▶ [Records for this exercise]:
** Start **
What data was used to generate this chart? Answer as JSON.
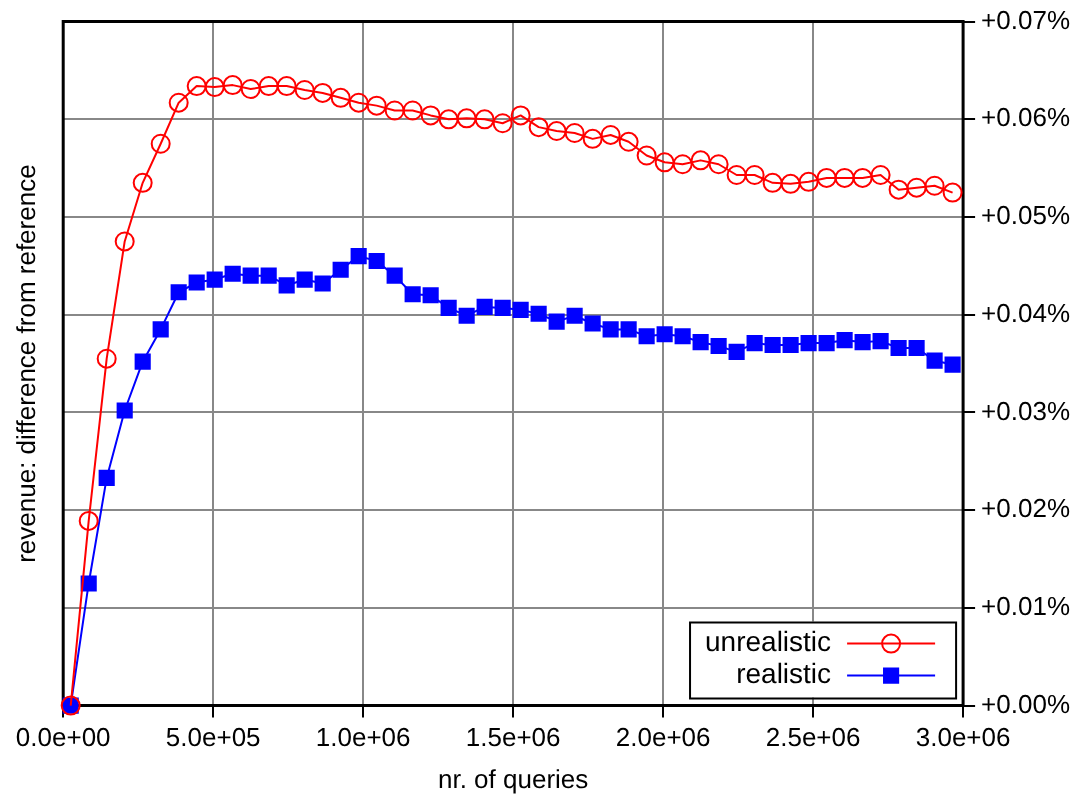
{
  "chart_data": {
    "type": "line",
    "xlabel": "nr. of queries",
    "ylabel": "revenue: difference from reference",
    "x": [
      25000,
      85000,
      145000,
      205000,
      265000,
      325000,
      385000,
      445000,
      505000,
      565000,
      625000,
      685000,
      745000,
      805000,
      865000,
      925000,
      985000,
      1045000,
      1105000,
      1165000,
      1225000,
      1285000,
      1345000,
      1405000,
      1465000,
      1525000,
      1585000,
      1645000,
      1705000,
      1765000,
      1825000,
      1885000,
      1945000,
      2005000,
      2065000,
      2125000,
      2185000,
      2245000,
      2305000,
      2365000,
      2425000,
      2485000,
      2545000,
      2605000,
      2665000,
      2725000,
      2785000,
      2845000,
      2905000,
      2965000
    ],
    "series": [
      {
        "name": "unrealistic",
        "color": "#ff0000",
        "marker": "circle",
        "values": [
          0,
          0.0189,
          0.0355,
          0.0475,
          0.0535,
          0.0575,
          0.0617,
          0.0634,
          0.0633,
          0.0635,
          0.0631,
          0.0634,
          0.0634,
          0.063,
          0.0627,
          0.0622,
          0.0617,
          0.0614,
          0.0609,
          0.0609,
          0.0604,
          0.06,
          0.0601,
          0.06,
          0.0596,
          0.0604,
          0.0592,
          0.0588,
          0.0586,
          0.058,
          0.0584,
          0.0577,
          0.0563,
          0.0556,
          0.0554,
          0.0558,
          0.0554,
          0.0543,
          0.0543,
          0.0535,
          0.0534,
          0.0536,
          0.054,
          0.054,
          0.054,
          0.0543,
          0.0528,
          0.053,
          0.0532,
          0.0525
        ]
      },
      {
        "name": "realistic",
        "color": "#0000ff",
        "marker": "square",
        "values": [
          0,
          0.0125,
          0.0233,
          0.0302,
          0.0352,
          0.0385,
          0.0423,
          0.0433,
          0.0436,
          0.0442,
          0.044,
          0.044,
          0.043,
          0.0436,
          0.0432,
          0.0446,
          0.046,
          0.0455,
          0.044,
          0.0421,
          0.042,
          0.0407,
          0.0399,
          0.0408,
          0.0407,
          0.0405,
          0.0401,
          0.0393,
          0.0399,
          0.0391,
          0.0385,
          0.0385,
          0.0378,
          0.038,
          0.0378,
          0.0372,
          0.0368,
          0.0362,
          0.0371,
          0.0369,
          0.0369,
          0.0371,
          0.0371,
          0.0374,
          0.0372,
          0.0373,
          0.0366,
          0.0366,
          0.0353,
          0.0349
        ]
      }
    ],
    "xlim": [
      0,
      3000000
    ],
    "xticks": [
      {
        "value": 0,
        "label": "0.0e+00"
      },
      {
        "value": 500000,
        "label": "5.0e+05"
      },
      {
        "value": 1000000,
        "label": "1.0e+06"
      },
      {
        "value": 1500000,
        "label": "1.5e+06"
      },
      {
        "value": 2000000,
        "label": "2.0e+06"
      },
      {
        "value": 2500000,
        "label": "2.5e+06"
      },
      {
        "value": 3000000,
        "label": "3.0e+06"
      }
    ],
    "ylim": [
      0,
      0.07
    ],
    "yticks": [
      {
        "value": 0,
        "label": "+0.00%"
      },
      {
        "value": 0.01,
        "label": "+0.01%"
      },
      {
        "value": 0.02,
        "label": "+0.02%"
      },
      {
        "value": 0.03,
        "label": "+0.03%"
      },
      {
        "value": 0.04,
        "label": "+0.04%"
      },
      {
        "value": 0.05,
        "label": "+0.05%"
      },
      {
        "value": 0.06,
        "label": "+0.06%"
      },
      {
        "value": 0.07,
        "label": "+0.07%"
      }
    ],
    "grid": true,
    "legend": "bottom right",
    "line_style": "solid"
  }
}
** End **
▶ [What is required]: Repeat everything in the records precisely. Images are excluded from the copy.

▶ [Full response]:
What data was used to generate this chart? Answer as JSON.
{
  "chart_data": {
    "type": "line",
    "xlabel": "nr. of queries",
    "ylabel": "revenue: difference from reference",
    "x": [
      25000,
      85000,
      145000,
      205000,
      265000,
      325000,
      385000,
      445000,
      505000,
      565000,
      625000,
      685000,
      745000,
      805000,
      865000,
      925000,
      985000,
      1045000,
      1105000,
      1165000,
      1225000,
      1285000,
      1345000,
      1405000,
      1465000,
      1525000,
      1585000,
      1645000,
      1705000,
      1765000,
      1825000,
      1885000,
      1945000,
      2005000,
      2065000,
      2125000,
      2185000,
      2245000,
      2305000,
      2365000,
      2425000,
      2485000,
      2545000,
      2605000,
      2665000,
      2725000,
      2785000,
      2845000,
      2905000,
      2965000
    ],
    "series": [
      {
        "name": "unrealistic",
        "color": "#ff0000",
        "marker": "circle",
        "values": [
          0,
          0.0189,
          0.0355,
          0.0475,
          0.0535,
          0.0575,
          0.0617,
          0.0634,
          0.0633,
          0.0635,
          0.0631,
          0.0634,
          0.0634,
          0.063,
          0.0627,
          0.0622,
          0.0617,
          0.0614,
          0.0609,
          0.0609,
          0.0604,
          0.06,
          0.0601,
          0.06,
          0.0596,
          0.0604,
          0.0592,
          0.0588,
          0.0586,
          0.058,
          0.0584,
          0.0577,
          0.0563,
          0.0556,
          0.0554,
          0.0558,
          0.0554,
          0.0543,
          0.0543,
          0.0535,
          0.0534,
          0.0536,
          0.054,
          0.054,
          0.054,
          0.0543,
          0.0528,
          0.053,
          0.0532,
          0.0525
        ]
      },
      {
        "name": "realistic",
        "color": "#0000ff",
        "marker": "square",
        "values": [
          0,
          0.0125,
          0.0233,
          0.0302,
          0.0352,
          0.0385,
          0.0423,
          0.0433,
          0.0436,
          0.0442,
          0.044,
          0.044,
          0.043,
          0.0436,
          0.0432,
          0.0446,
          0.046,
          0.0455,
          0.044,
          0.0421,
          0.042,
          0.0407,
          0.0399,
          0.0408,
          0.0407,
          0.0405,
          0.0401,
          0.0393,
          0.0399,
          0.0391,
          0.0385,
          0.0385,
          0.0378,
          0.038,
          0.0378,
          0.0372,
          0.0368,
          0.0362,
          0.0371,
          0.0369,
          0.0369,
          0.0371,
          0.0371,
          0.0374,
          0.0372,
          0.0373,
          0.0366,
          0.0366,
          0.0353,
          0.0349
        ]
      }
    ],
    "xlim": [
      0,
      3000000
    ],
    "xticks": [
      {
        "value": 0,
        "label": "0.0e+00"
      },
      {
        "value": 500000,
        "label": "5.0e+05"
      },
      {
        "value": 1000000,
        "label": "1.0e+06"
      },
      {
        "value": 1500000,
        "label": "1.5e+06"
      },
      {
        "value": 2000000,
        "label": "2.0e+06"
      },
      {
        "value": 2500000,
        "label": "2.5e+06"
      },
      {
        "value": 3000000,
        "label": "3.0e+06"
      }
    ],
    "ylim": [
      0,
      0.07
    ],
    "yticks": [
      {
        "value": 0,
        "label": "+0.00%"
      },
      {
        "value": 0.01,
        "label": "+0.01%"
      },
      {
        "value": 0.02,
        "label": "+0.02%"
      },
      {
        "value": 0.03,
        "label": "+0.03%"
      },
      {
        "value": 0.04,
        "label": "+0.04%"
      },
      {
        "value": 0.05,
        "label": "+0.05%"
      },
      {
        "value": 0.06,
        "label": "+0.06%"
      },
      {
        "value": 0.07,
        "label": "+0.07%"
      }
    ],
    "grid": true,
    "legend": "bottom right",
    "line_style": "solid"
  }
}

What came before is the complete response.